Copy out each line of the listing that has the word "triangle" in it.
▽
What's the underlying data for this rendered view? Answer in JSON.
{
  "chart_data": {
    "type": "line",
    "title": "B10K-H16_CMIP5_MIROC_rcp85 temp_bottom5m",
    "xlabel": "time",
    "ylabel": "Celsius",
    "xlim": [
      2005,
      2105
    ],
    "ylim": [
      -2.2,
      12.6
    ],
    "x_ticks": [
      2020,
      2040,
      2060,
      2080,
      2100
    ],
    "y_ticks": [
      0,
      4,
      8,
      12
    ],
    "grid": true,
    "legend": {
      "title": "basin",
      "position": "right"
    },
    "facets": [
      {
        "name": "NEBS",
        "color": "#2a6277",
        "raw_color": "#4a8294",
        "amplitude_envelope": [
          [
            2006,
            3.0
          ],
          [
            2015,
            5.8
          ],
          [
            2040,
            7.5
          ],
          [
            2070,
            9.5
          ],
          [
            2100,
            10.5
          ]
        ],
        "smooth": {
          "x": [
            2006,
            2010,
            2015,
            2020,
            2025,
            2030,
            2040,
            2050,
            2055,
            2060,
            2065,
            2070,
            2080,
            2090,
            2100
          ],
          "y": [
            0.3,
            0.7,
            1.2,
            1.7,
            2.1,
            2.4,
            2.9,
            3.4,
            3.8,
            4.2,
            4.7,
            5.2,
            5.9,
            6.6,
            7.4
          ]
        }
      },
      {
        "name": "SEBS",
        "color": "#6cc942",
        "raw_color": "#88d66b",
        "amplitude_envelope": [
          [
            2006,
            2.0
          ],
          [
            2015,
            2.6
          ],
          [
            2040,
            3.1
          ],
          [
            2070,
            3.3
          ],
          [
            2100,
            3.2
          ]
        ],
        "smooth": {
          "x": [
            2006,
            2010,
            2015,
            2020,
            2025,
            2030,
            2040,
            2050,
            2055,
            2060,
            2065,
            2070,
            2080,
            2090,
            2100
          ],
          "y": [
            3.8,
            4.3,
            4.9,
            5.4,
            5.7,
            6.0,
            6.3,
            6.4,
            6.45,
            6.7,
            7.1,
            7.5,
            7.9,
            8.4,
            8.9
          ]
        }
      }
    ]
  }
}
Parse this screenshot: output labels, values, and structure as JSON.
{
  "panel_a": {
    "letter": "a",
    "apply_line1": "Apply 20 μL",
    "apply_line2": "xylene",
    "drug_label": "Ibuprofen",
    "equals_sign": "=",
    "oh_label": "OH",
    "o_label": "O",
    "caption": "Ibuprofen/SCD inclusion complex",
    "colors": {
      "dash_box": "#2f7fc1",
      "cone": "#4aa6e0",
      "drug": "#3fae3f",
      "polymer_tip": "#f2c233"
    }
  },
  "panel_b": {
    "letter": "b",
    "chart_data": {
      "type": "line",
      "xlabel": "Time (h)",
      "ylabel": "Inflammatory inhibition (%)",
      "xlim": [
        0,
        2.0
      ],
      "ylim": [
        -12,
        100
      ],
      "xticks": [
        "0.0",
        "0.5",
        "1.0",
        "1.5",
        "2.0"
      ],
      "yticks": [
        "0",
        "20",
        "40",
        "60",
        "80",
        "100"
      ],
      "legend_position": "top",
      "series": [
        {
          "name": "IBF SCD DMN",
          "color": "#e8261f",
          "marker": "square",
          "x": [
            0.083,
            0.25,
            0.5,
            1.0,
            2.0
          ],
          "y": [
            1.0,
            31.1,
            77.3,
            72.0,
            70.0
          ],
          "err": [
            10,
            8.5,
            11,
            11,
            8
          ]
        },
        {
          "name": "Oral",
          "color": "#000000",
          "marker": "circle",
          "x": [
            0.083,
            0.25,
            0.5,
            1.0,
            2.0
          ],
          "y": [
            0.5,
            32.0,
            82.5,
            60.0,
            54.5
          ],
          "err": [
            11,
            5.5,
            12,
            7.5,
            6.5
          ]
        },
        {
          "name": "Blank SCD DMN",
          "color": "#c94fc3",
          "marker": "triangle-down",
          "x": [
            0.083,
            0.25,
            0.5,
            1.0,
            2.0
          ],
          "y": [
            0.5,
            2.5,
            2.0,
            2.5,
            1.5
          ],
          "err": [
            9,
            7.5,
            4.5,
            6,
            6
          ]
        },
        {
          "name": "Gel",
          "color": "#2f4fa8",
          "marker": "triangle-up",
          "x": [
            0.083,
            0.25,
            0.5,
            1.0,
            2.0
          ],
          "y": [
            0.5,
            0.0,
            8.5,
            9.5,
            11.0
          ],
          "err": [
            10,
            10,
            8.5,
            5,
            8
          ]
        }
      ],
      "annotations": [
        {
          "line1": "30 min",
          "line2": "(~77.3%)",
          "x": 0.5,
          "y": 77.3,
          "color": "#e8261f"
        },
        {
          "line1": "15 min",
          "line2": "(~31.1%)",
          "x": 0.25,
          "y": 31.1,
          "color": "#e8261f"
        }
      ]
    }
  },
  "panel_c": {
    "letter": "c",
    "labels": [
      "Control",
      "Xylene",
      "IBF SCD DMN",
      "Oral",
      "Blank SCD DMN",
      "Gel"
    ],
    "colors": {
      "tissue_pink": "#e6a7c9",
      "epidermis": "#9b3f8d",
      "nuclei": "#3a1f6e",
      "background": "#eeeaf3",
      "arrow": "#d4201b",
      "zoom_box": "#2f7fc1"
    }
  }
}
△
## THE RESULT
          "marker": "triangle-down",
          "marker": "triangle-up",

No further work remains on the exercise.